- TASK INPUTS
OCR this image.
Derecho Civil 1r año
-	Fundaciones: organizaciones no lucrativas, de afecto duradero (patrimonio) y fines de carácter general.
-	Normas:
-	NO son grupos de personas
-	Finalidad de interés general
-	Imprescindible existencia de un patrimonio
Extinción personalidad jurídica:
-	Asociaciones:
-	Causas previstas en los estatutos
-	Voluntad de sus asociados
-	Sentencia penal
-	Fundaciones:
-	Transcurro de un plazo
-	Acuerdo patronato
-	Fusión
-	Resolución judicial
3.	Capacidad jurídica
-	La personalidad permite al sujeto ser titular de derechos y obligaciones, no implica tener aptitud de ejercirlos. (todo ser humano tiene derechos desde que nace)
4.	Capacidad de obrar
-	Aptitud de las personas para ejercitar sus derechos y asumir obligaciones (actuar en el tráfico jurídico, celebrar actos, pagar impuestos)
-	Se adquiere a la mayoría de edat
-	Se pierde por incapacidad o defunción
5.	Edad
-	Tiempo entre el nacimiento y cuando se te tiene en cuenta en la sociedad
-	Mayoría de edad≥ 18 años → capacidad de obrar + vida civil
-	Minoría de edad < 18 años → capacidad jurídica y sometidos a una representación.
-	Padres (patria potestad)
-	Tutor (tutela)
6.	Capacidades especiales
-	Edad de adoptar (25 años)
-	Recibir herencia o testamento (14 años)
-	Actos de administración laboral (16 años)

...

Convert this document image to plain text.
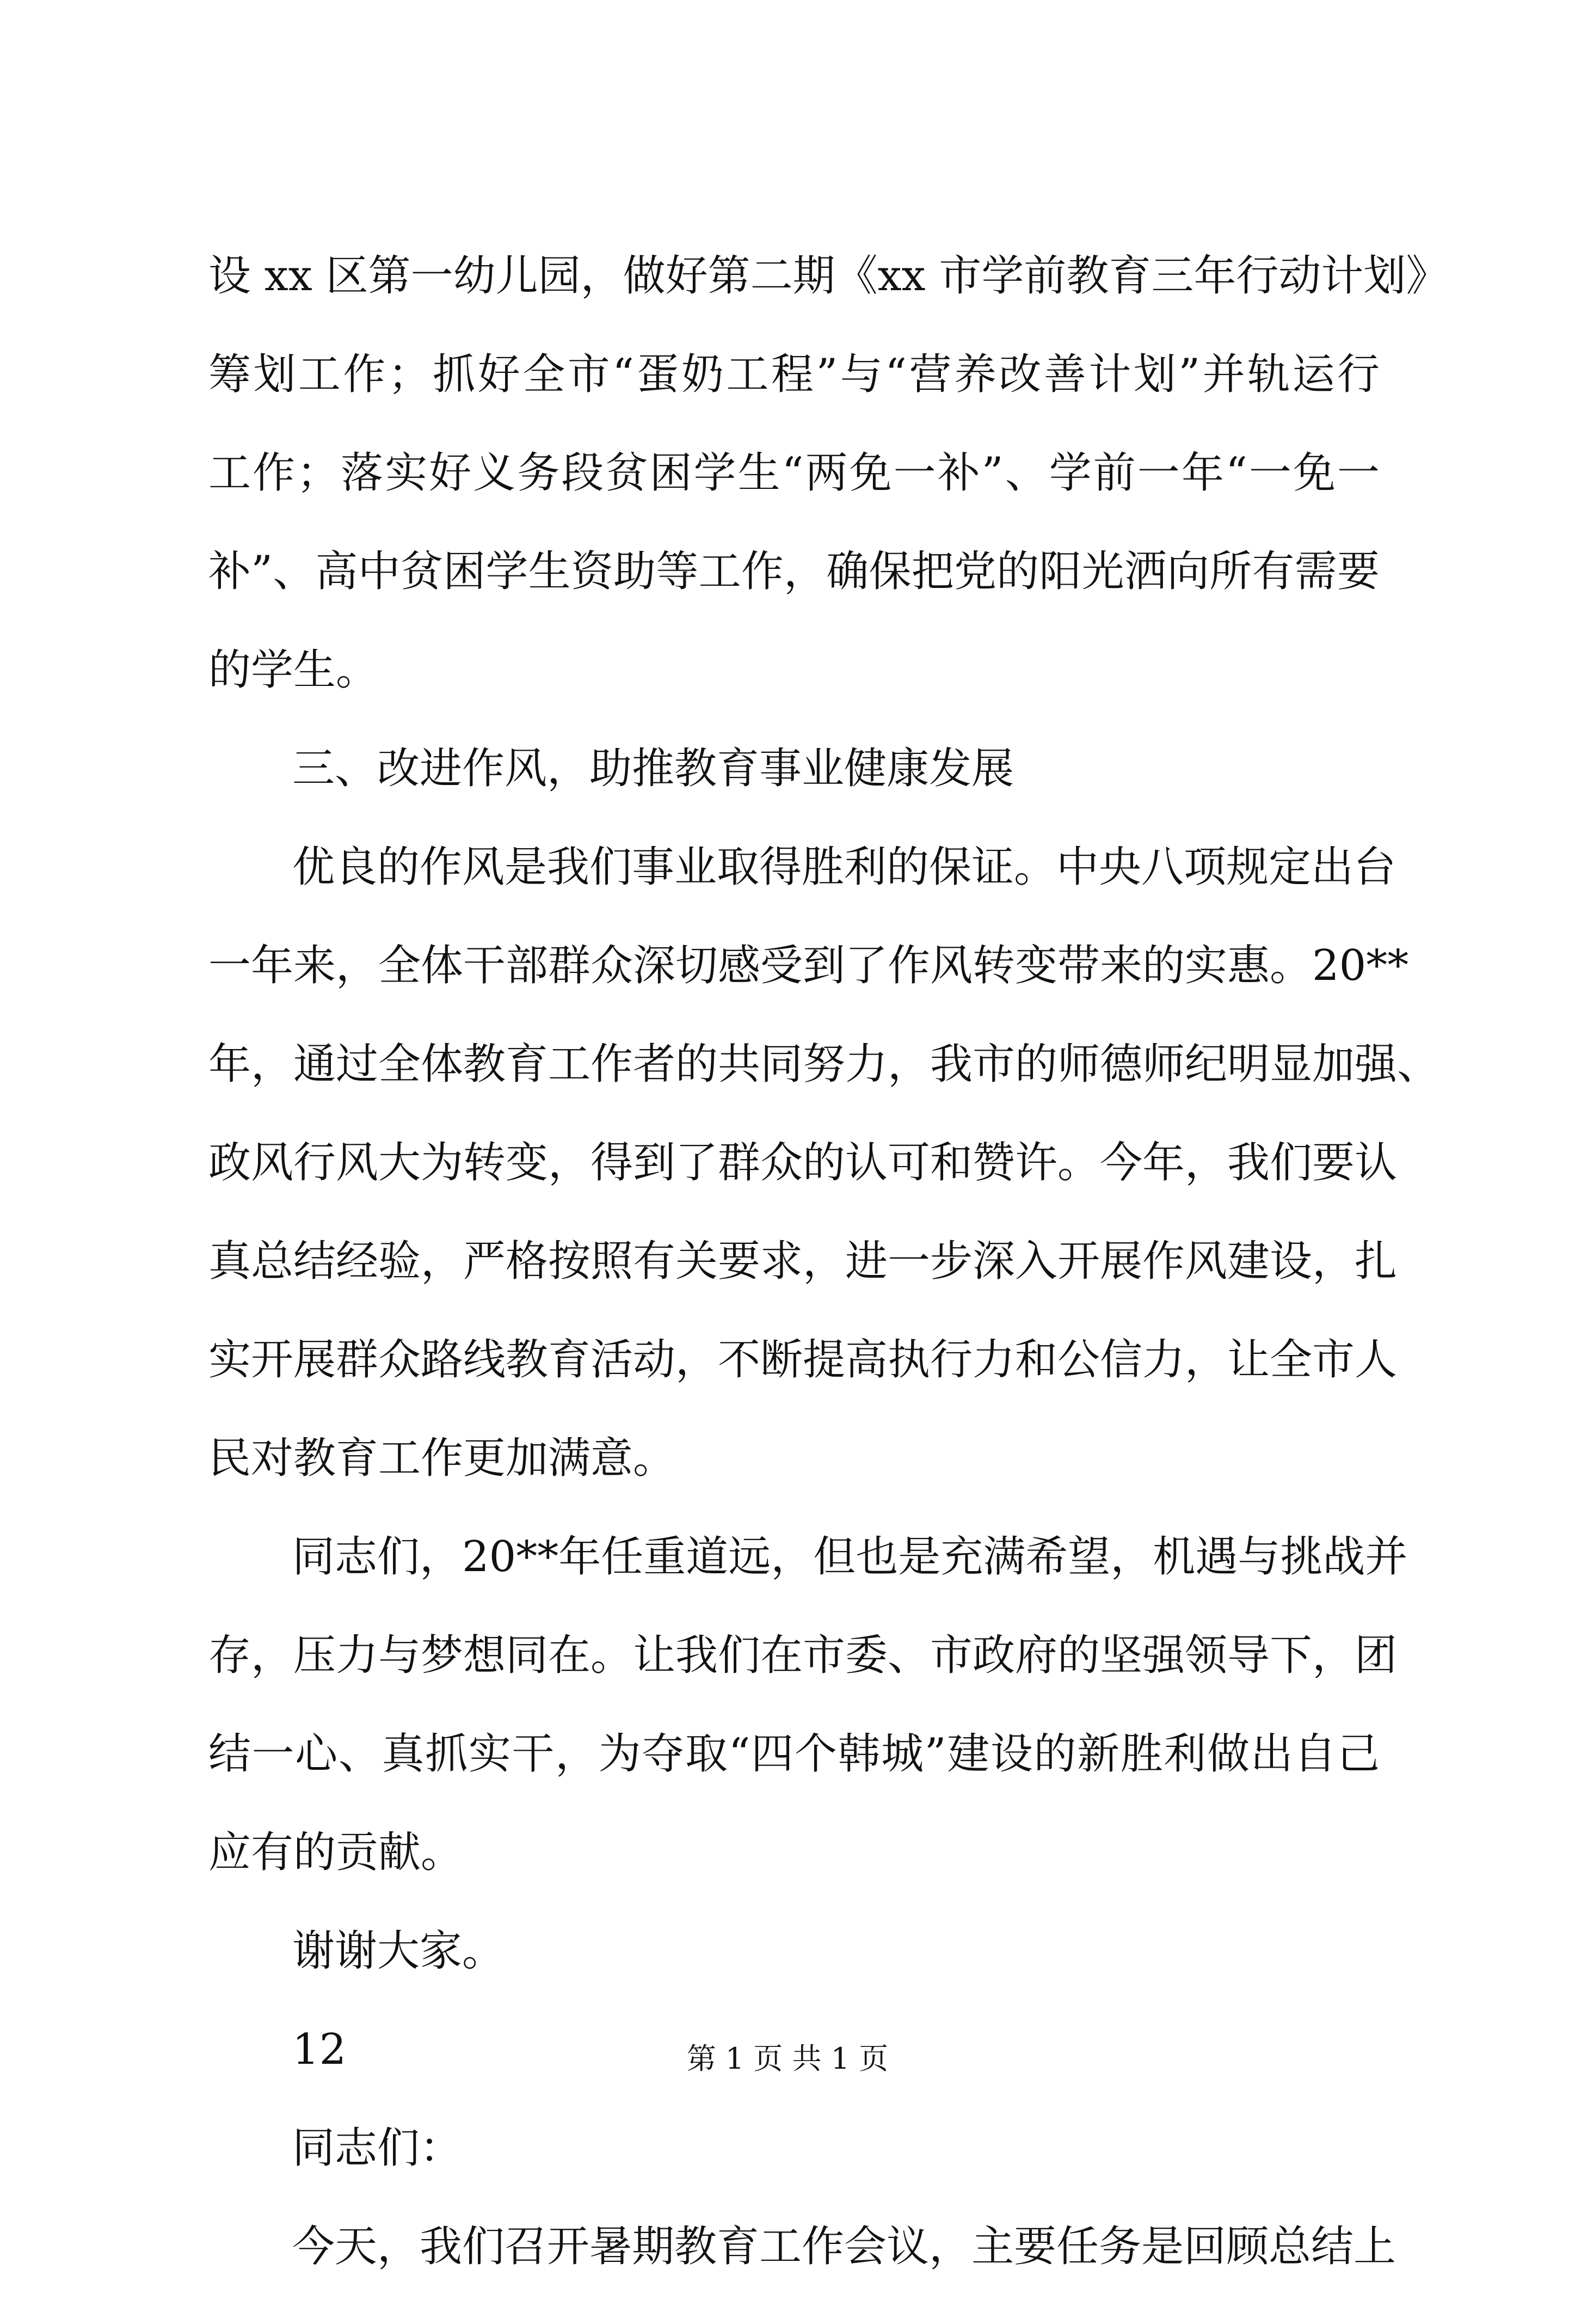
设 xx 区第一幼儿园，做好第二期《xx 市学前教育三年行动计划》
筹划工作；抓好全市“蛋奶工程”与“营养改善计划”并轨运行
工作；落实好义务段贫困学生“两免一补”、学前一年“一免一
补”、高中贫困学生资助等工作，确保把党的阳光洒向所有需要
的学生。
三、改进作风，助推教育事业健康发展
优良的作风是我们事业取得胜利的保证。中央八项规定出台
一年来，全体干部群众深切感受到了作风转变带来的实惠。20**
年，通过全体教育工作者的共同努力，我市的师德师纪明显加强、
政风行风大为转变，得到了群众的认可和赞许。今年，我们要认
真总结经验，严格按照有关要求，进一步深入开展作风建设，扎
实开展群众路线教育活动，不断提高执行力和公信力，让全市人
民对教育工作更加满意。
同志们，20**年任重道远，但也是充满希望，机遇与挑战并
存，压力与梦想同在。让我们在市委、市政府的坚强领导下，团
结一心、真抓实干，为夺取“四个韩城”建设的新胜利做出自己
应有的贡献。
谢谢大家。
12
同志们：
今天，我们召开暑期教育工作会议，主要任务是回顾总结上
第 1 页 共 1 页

- INSTRUCTIONS FOR THE TASK
Lines containing the word "image" are to be tallied; report only the total.

- SOLUTION FOR THIS TASK
2